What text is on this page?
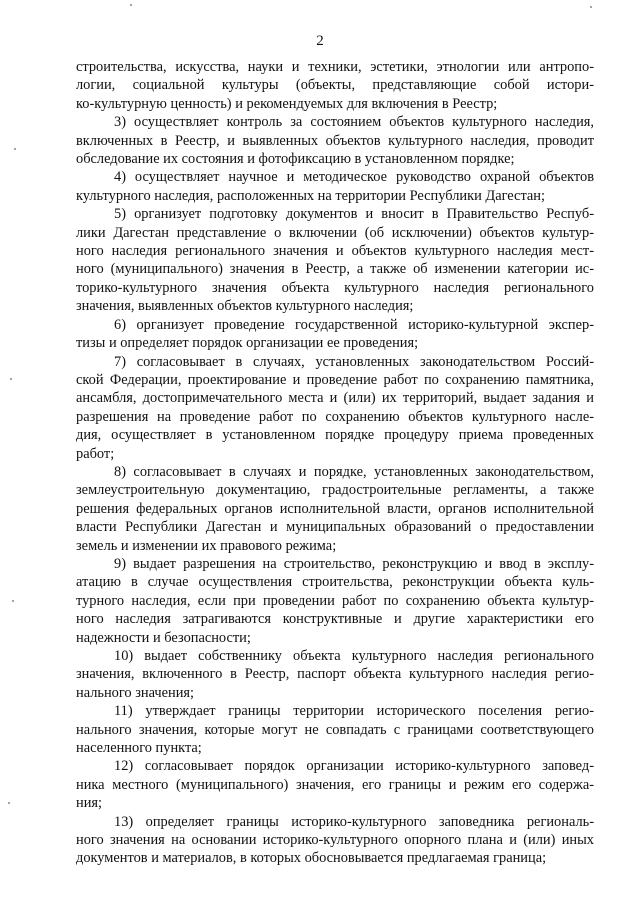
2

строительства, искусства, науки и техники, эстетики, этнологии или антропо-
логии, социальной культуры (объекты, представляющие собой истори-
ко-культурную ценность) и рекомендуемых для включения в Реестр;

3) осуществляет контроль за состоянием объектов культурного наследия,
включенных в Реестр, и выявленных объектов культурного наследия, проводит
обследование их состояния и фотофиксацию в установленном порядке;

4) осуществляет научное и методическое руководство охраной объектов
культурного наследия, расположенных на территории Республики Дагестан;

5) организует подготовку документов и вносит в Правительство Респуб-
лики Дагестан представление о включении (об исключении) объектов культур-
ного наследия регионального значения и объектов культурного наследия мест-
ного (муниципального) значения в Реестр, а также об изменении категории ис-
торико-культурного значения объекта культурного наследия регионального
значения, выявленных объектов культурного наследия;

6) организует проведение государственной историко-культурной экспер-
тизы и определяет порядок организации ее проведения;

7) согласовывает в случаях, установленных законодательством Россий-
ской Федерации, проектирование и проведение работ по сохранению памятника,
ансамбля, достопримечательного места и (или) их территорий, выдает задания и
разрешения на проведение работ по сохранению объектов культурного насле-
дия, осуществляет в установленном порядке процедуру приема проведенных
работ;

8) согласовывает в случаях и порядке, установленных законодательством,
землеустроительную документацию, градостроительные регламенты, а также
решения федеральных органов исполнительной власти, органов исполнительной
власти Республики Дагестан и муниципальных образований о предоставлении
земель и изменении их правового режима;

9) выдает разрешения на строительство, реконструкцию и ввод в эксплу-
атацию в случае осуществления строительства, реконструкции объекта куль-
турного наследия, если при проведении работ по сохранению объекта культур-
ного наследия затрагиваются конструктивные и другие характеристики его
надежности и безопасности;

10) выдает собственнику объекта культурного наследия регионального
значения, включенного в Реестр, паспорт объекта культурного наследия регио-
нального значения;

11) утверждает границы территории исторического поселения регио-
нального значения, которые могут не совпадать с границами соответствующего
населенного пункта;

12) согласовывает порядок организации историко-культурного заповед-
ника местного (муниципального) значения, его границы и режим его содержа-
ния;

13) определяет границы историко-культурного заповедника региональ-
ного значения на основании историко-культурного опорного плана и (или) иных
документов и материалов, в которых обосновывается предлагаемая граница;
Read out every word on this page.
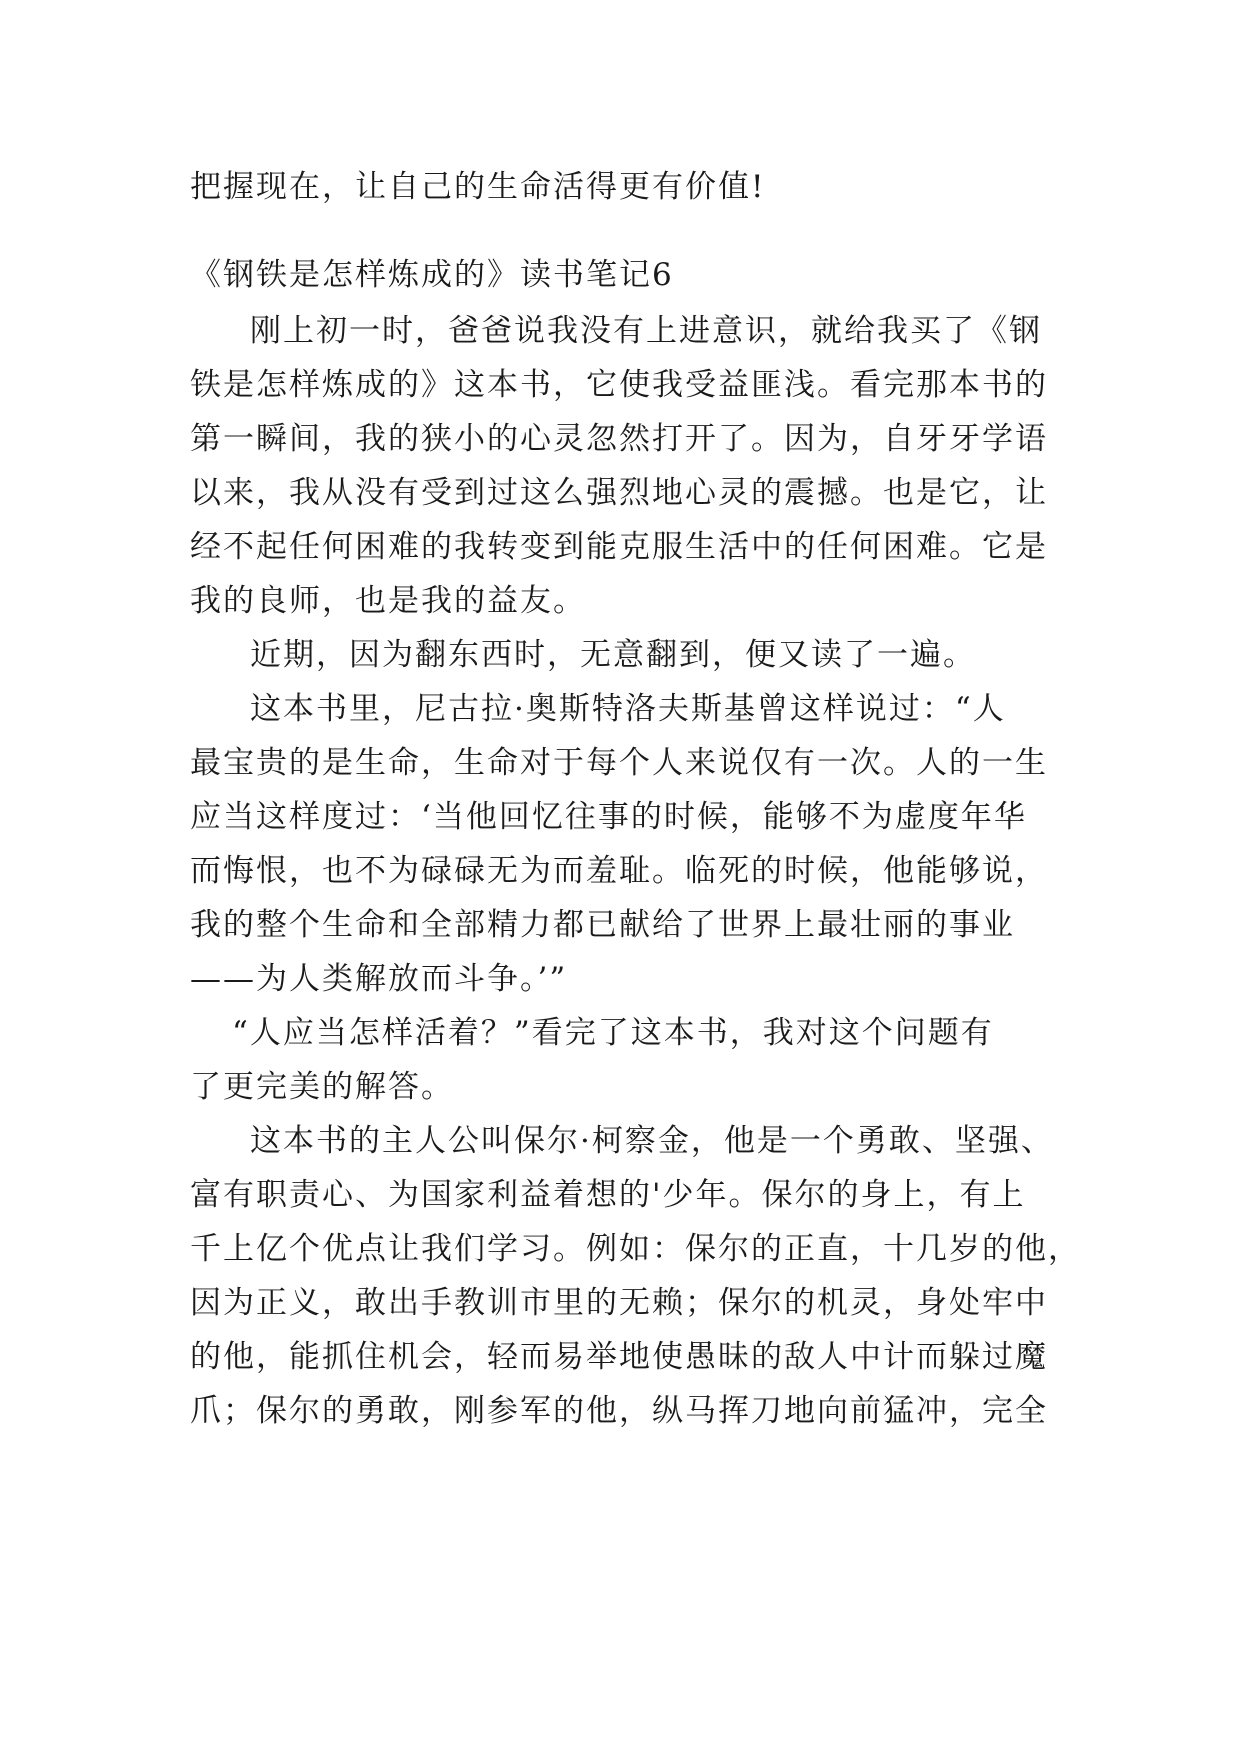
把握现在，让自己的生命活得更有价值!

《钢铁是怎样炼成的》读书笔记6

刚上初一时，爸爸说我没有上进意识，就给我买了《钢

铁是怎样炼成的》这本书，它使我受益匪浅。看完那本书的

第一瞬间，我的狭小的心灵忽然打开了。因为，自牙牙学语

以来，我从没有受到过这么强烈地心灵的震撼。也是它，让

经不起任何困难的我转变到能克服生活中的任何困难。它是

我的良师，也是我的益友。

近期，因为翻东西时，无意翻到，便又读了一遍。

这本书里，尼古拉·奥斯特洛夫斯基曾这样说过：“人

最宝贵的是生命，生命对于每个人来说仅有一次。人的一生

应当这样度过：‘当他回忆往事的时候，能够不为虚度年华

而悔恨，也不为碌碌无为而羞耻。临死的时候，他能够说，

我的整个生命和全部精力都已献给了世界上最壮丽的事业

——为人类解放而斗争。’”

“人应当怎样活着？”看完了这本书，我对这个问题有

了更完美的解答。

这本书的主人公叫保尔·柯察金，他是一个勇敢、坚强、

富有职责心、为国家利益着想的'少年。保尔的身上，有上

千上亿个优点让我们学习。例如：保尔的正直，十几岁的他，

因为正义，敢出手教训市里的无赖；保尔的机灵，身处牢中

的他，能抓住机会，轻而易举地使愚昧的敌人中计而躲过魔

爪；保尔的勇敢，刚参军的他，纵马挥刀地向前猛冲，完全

*PROMPT*
Set down the material above as is, without any pictures.

*RIGHT ANSWER*
What text is on this page?
2

строительства, искусства, науки и техники, эстетики, этнологии или антропо-
логии, социальной культуры (объекты, представляющие собой истори-
ко-культурную ценность) и рекомендуемых для включения в Реестр;

3) осуществляет контроль за состоянием объектов культурного наследия,
включенных в Реестр, и выявленных объектов культурного наследия, проводит
обследование их состояния и фотофиксацию в установленном порядке;

4) осуществляет научное и методическое руководство охраной объектов
культурного наследия, расположенных на территории Республики Дагестан;

5) организует подготовку документов и вносит в Правительство Респуб-
лики Дагестан представление о включении (об исключении) объектов культур-
ного наследия регионального значения и объектов культурного наследия мест-
ного (муниципального) значения в Реестр, а также об изменении категории ис-
торико-культурного значения объекта культурного наследия регионального
значения, выявленных объектов культурного наследия;

6) организует проведение государственной историко-культурной экспер-
тизы и определяет порядок организации ее проведения;

7) согласовывает в случаях, установленных законодательством Россий-
ской Федерации, проектирование и проведение работ по сохранению памятника,
ансамбля, достопримечательного места и (или) их территорий, выдает задания и
разрешения на проведение работ по сохранению объектов культурного насле-
дия, осуществляет в установленном порядке процедуру приема проведенных
работ;

8) согласовывает в случаях и порядке, установленных законодательством,
землеустроительную документацию, градостроительные регламенты, а также
решения федеральных органов исполнительной власти, органов исполнительной
власти Республики Дагестан и муниципальных образований о предоставлении
земель и изменении их правового режима;

9) выдает разрешения на строительство, реконструкцию и ввод в эксплу-
атацию в случае осуществления строительства, реконструкции объекта куль-
турного наследия, если при проведении работ по сохранению объекта культур-
ного наследия затрагиваются конструктивные и другие характеристики его
надежности и безопасности;

10) выдает собственнику объекта культурного наследия регионального
значения, включенного в Реестр, паспорт объекта культурного наследия регио-
нального значения;

11) утверждает границы территории исторического поселения регио-
нального значения, которые могут не совпадать с границами соответствующего
населенного пункта;

12) согласовывает порядок организации историко-культурного заповед-
ника местного (муниципального) значения, его границы и режим его содержа-
ния;

13) определяет границы историко-культурного заповедника региональ-
ного значения на основании историко-культурного опорного плана и (или) иных
документов и материалов, в которых обосновывается предлагаемая граница;
Read out every word on this page.
把握现在，让自己的生命活得更有价值!

《钢铁是怎样炼成的》读书笔记6

刚上初一时，爸爸说我没有上进意识，就给我买了《钢

铁是怎样炼成的》这本书，它使我受益匪浅。看完那本书的

第一瞬间，我的狭小的心灵忽然打开了。因为，自牙牙学语

以来，我从没有受到过这么强烈地心灵的震撼。也是它，让

经不起任何困难的我转变到能克服生活中的任何困难。它是

我的良师，也是我的益友。

近期，因为翻东西时，无意翻到，便又读了一遍。

这本书里，尼古拉·奥斯特洛夫斯基曾这样说过：“人

最宝贵的是生命，生命对于每个人来说仅有一次。人的一生

应当这样度过：‘当他回忆往事的时候，能够不为虚度年华

而悔恨，也不为碌碌无为而羞耻。临死的时候，他能够说，

我的整个生命和全部精力都已献给了世界上最壮丽的事业

——为人类解放而斗争。’”

“人应当怎样活着？”看完了这本书，我对这个问题有

了更完美的解答。

这本书的主人公叫保尔·柯察金，他是一个勇敢、坚强、

富有职责心、为国家利益着想的'少年。保尔的身上，有上

千上亿个优点让我们学习。例如：保尔的正直，十几岁的他，

因为正义，敢出手教训市里的无赖；保尔的机灵，身处牢中

的他，能抓住机会，轻而易举地使愚昧的敌人中计而躲过魔

爪；保尔的勇敢，刚参军的他，纵马挥刀地向前猛冲，完全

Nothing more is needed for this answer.